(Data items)
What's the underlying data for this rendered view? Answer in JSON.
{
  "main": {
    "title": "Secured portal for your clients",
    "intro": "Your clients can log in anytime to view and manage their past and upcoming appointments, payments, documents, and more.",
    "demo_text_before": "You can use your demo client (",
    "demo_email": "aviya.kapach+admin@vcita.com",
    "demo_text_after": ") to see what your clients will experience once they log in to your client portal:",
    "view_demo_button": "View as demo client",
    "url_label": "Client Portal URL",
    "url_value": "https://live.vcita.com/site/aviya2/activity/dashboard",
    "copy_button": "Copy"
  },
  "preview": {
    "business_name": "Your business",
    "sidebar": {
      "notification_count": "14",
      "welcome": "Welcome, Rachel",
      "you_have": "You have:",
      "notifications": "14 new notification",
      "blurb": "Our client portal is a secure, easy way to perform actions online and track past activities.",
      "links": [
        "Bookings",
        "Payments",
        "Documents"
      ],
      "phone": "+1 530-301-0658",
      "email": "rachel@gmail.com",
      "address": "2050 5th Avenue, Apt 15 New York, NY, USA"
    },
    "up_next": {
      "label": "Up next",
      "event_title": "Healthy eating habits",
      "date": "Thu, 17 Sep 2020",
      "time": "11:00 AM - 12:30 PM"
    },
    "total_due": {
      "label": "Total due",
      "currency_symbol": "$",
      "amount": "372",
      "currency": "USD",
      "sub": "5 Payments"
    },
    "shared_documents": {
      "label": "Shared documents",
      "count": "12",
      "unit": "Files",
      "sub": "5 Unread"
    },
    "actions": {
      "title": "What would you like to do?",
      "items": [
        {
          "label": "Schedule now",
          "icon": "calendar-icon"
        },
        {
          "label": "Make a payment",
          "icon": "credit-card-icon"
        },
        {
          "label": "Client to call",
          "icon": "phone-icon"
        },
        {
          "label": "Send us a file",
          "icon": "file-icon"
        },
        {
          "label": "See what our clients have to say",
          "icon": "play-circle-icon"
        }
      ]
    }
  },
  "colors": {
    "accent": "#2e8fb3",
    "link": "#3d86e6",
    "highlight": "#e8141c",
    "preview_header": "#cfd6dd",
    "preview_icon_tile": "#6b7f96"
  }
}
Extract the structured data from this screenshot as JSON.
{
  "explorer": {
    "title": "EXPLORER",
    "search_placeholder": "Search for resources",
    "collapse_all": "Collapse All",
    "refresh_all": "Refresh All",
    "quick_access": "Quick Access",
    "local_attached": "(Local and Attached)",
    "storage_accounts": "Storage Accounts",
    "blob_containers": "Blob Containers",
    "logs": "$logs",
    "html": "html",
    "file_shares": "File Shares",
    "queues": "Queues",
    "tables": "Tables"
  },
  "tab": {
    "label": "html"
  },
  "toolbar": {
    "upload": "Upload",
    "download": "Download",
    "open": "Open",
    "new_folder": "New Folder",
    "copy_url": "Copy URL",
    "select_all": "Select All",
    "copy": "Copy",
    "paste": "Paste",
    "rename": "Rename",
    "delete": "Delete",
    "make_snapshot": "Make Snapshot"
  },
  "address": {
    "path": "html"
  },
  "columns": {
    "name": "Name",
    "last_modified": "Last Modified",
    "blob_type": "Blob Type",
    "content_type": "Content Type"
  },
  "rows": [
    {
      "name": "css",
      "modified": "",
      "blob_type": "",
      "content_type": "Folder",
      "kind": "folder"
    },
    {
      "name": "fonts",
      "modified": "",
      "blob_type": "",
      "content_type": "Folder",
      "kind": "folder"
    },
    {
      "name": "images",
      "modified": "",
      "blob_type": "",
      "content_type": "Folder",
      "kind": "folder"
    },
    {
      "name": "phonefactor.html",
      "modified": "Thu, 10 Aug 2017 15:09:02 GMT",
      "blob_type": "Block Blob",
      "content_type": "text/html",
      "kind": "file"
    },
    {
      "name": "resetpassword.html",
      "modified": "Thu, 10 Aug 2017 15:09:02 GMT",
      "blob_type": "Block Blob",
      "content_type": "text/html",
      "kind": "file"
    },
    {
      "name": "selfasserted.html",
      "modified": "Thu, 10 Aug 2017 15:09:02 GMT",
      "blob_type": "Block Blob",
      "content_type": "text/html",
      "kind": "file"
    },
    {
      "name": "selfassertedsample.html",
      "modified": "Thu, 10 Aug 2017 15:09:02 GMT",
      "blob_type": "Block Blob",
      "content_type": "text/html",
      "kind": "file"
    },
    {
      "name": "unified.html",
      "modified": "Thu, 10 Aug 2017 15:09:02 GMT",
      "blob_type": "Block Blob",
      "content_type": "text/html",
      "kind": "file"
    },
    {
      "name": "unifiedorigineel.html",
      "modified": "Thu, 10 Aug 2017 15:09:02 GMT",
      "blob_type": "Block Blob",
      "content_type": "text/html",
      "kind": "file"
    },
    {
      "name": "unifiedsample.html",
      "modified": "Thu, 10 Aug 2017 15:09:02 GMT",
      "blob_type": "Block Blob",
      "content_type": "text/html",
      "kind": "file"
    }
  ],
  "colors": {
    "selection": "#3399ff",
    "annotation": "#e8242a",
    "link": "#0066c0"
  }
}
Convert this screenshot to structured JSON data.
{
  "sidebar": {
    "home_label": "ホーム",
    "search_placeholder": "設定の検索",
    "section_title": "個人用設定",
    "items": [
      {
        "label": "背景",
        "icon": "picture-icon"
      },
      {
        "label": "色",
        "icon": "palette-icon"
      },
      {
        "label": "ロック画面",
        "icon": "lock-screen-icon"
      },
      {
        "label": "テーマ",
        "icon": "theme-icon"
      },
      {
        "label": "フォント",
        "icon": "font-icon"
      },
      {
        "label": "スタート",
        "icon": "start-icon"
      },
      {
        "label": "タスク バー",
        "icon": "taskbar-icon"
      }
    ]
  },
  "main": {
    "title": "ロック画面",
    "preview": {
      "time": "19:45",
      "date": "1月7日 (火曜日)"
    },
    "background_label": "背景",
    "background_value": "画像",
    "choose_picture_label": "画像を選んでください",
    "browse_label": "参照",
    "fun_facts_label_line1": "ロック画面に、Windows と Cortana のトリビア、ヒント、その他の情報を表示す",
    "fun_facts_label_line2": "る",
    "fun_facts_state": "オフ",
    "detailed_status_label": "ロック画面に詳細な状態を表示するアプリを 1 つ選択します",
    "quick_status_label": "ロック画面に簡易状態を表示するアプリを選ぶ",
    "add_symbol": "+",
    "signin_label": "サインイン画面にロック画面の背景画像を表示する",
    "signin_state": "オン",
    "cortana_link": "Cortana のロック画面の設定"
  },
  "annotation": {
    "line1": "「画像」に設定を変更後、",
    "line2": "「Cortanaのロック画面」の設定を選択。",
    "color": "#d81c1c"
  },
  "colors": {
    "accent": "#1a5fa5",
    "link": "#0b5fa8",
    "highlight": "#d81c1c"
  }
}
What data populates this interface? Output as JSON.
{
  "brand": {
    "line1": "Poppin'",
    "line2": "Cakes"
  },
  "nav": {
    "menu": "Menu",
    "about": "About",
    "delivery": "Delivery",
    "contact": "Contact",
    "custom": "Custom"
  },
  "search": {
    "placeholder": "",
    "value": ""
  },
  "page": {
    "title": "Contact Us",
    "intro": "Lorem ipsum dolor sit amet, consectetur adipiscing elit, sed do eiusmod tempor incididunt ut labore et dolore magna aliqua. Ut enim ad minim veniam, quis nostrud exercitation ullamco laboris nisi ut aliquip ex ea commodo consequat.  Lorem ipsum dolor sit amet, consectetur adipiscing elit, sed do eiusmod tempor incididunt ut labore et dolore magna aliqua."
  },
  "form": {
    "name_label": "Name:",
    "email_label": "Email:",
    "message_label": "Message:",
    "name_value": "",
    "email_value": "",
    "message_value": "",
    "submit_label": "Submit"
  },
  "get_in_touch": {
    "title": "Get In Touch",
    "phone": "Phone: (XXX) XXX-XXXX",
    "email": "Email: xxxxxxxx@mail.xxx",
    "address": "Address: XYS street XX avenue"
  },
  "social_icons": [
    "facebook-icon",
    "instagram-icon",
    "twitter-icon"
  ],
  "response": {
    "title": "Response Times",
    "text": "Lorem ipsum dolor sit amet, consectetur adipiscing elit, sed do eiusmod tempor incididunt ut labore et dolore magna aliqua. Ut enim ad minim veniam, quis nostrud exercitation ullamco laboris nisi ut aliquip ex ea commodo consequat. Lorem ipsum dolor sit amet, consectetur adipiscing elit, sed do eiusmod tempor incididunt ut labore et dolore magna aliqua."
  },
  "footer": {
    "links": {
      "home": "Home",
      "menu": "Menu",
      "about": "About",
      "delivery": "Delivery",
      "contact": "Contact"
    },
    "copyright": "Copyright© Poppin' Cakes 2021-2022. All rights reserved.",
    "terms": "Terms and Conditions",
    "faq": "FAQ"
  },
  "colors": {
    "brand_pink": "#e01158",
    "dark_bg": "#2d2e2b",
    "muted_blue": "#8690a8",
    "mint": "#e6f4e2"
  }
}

== WHAT YOU HAVE TO DO ==
Isolate the lines above that contain the word "exercitation" and copy them.

== TASK ANSWER ==
    "intro": "Lorem ipsum dolor sit amet, consectetur adipiscing elit, sed do eiusmod tempor incididunt ut labore et dolore magna aliqua. Ut enim ad minim veniam, quis nostrud exercitation ullamco laboris nisi ut aliquip ex ea commodo consequat.  Lorem ipsum dolor sit amet, consectetur adipiscing elit, sed do eiusmod tempor incididunt ut labore et dolore magna aliqua."
    "text": "Lorem ipsum dolor sit amet, consectetur adipiscing elit, sed do eiusmod tempor incididunt ut labore et dolore magna aliqua. Ut enim ad minim veniam, quis nostrud exercitation ullamco laboris nisi ut aliquip ex ea commodo consequat. Lorem ipsum dolor sit amet, consectetur adipiscing elit, sed do eiusmod tempor incididunt ut labore et dolore magna aliqua."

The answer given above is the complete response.